## Information shown
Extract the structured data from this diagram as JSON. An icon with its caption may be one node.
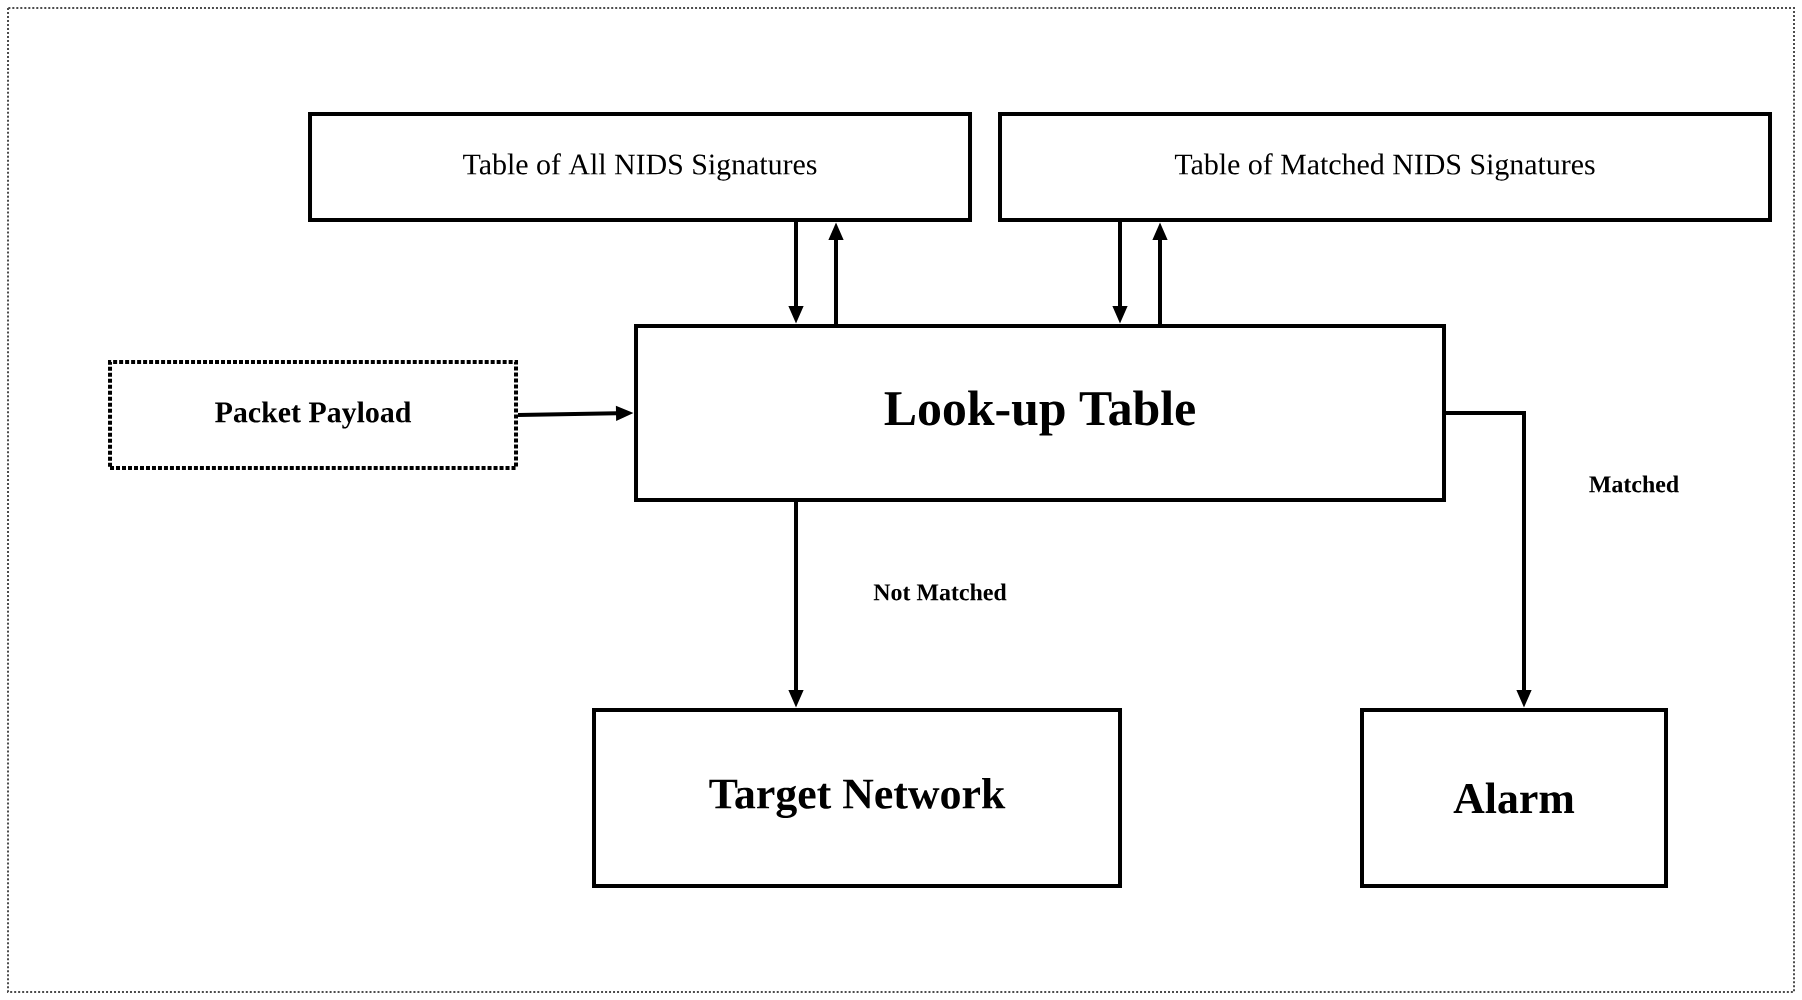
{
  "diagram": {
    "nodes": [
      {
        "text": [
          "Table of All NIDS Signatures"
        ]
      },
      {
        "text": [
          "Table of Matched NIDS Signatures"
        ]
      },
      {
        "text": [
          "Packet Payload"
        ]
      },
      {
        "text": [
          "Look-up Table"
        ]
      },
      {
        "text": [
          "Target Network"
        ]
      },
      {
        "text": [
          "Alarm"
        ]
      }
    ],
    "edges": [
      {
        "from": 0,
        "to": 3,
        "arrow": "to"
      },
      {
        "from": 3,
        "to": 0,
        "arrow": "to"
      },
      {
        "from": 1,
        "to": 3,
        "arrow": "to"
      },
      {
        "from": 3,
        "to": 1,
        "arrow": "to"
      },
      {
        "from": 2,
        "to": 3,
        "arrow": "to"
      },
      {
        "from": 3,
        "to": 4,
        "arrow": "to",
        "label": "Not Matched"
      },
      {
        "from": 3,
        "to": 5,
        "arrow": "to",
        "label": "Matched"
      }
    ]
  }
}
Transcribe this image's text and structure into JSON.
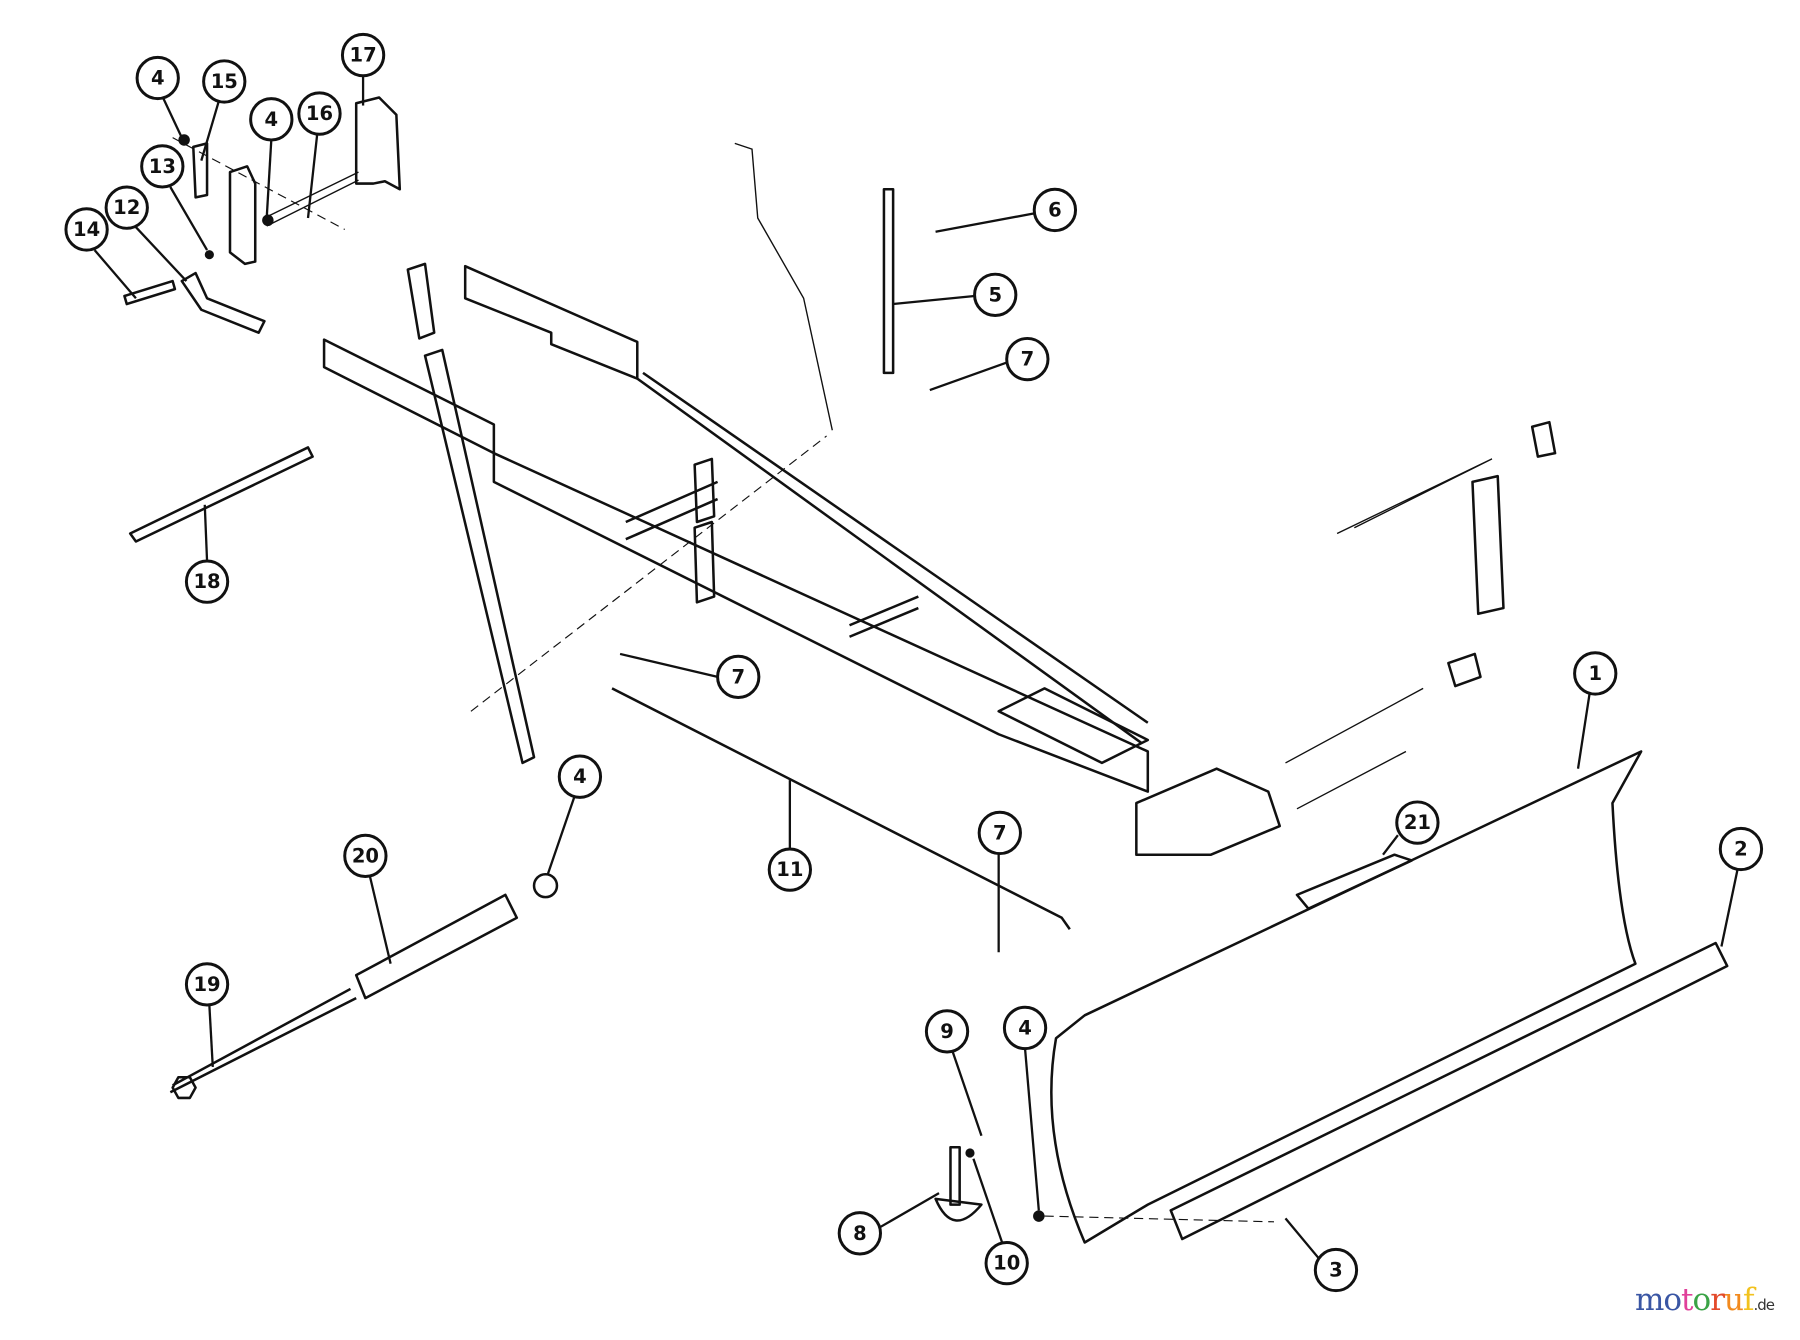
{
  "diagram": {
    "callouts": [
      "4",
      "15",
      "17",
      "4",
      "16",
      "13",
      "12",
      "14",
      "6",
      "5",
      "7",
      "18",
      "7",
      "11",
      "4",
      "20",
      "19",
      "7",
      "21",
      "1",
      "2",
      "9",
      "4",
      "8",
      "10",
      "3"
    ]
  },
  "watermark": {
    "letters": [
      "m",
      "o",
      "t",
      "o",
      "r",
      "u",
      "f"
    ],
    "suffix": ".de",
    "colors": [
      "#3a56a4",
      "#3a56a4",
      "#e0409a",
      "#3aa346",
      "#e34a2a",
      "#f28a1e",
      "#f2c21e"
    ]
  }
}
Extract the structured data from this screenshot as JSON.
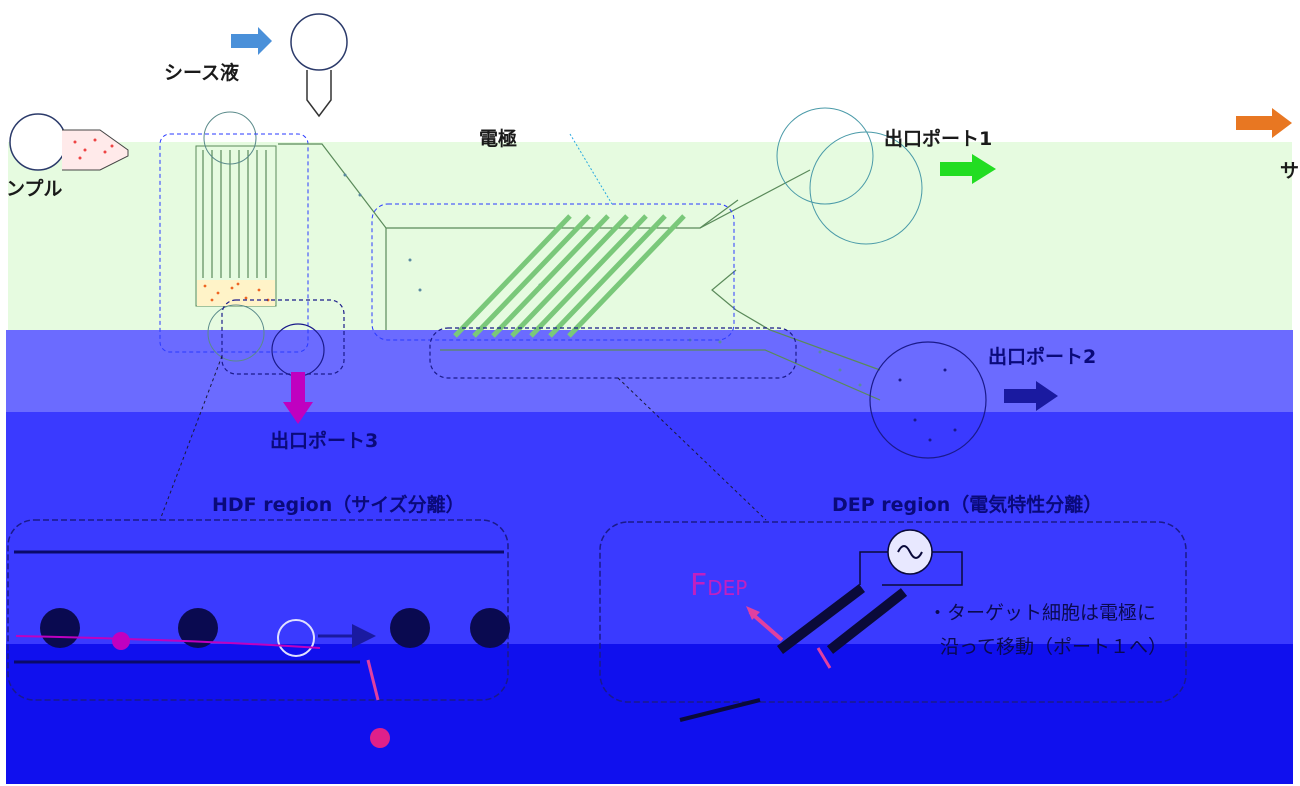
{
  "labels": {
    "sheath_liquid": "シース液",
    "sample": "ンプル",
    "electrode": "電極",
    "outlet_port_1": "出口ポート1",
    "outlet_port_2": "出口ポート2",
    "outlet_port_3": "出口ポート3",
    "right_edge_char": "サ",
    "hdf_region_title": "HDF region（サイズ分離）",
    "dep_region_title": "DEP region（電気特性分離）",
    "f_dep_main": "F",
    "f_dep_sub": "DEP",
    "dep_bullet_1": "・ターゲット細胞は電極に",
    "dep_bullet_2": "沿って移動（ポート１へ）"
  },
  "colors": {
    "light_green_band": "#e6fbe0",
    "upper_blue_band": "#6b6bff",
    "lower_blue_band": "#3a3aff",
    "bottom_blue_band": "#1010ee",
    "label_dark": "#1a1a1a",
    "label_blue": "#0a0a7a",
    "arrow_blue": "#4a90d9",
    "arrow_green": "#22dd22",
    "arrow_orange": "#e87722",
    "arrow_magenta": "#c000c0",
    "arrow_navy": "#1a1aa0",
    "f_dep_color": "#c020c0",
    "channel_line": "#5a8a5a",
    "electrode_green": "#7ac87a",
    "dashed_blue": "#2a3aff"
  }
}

## Problem to work on
Write out exactly the lines from the one containing "Extract the structured data from this screenshot" to the last line of the records above, both included, and leave out any pictures.

## Response to this task
Extract the structured data from this screenshot as JSON.
{
  "labels": {
    "sheath_liquid": "シース液",
    "sample": "ンプル",
    "electrode": "電極",
    "outlet_port_1": "出口ポート1",
    "outlet_port_2": "出口ポート2",
    "outlet_port_3": "出口ポート3",
    "right_edge_char": "サ",
    "hdf_region_title": "HDF region（サイズ分離）",
    "dep_region_title": "DEP region（電気特性分離）",
    "f_dep_main": "F",
    "f_dep_sub": "DEP",
    "dep_bullet_1": "・ターゲット細胞は電極に",
    "dep_bullet_2": "沿って移動（ポート１へ）"
  },
  "colors": {
    "light_green_band": "#e6fbe0",
    "upper_blue_band": "#6b6bff",
    "lower_blue_band": "#3a3aff",
    "bottom_blue_band": "#1010ee",
    "label_dark": "#1a1a1a",
    "label_blue": "#0a0a7a",
    "arrow_blue": "#4a90d9",
    "arrow_green": "#22dd22",
    "arrow_orange": "#e87722",
    "arrow_magenta": "#c000c0",
    "arrow_navy": "#1a1aa0",
    "f_dep_color": "#c020c0",
    "channel_line": "#5a8a5a",
    "electrode_green": "#7ac87a",
    "dashed_blue": "#2a3aff"
  }
}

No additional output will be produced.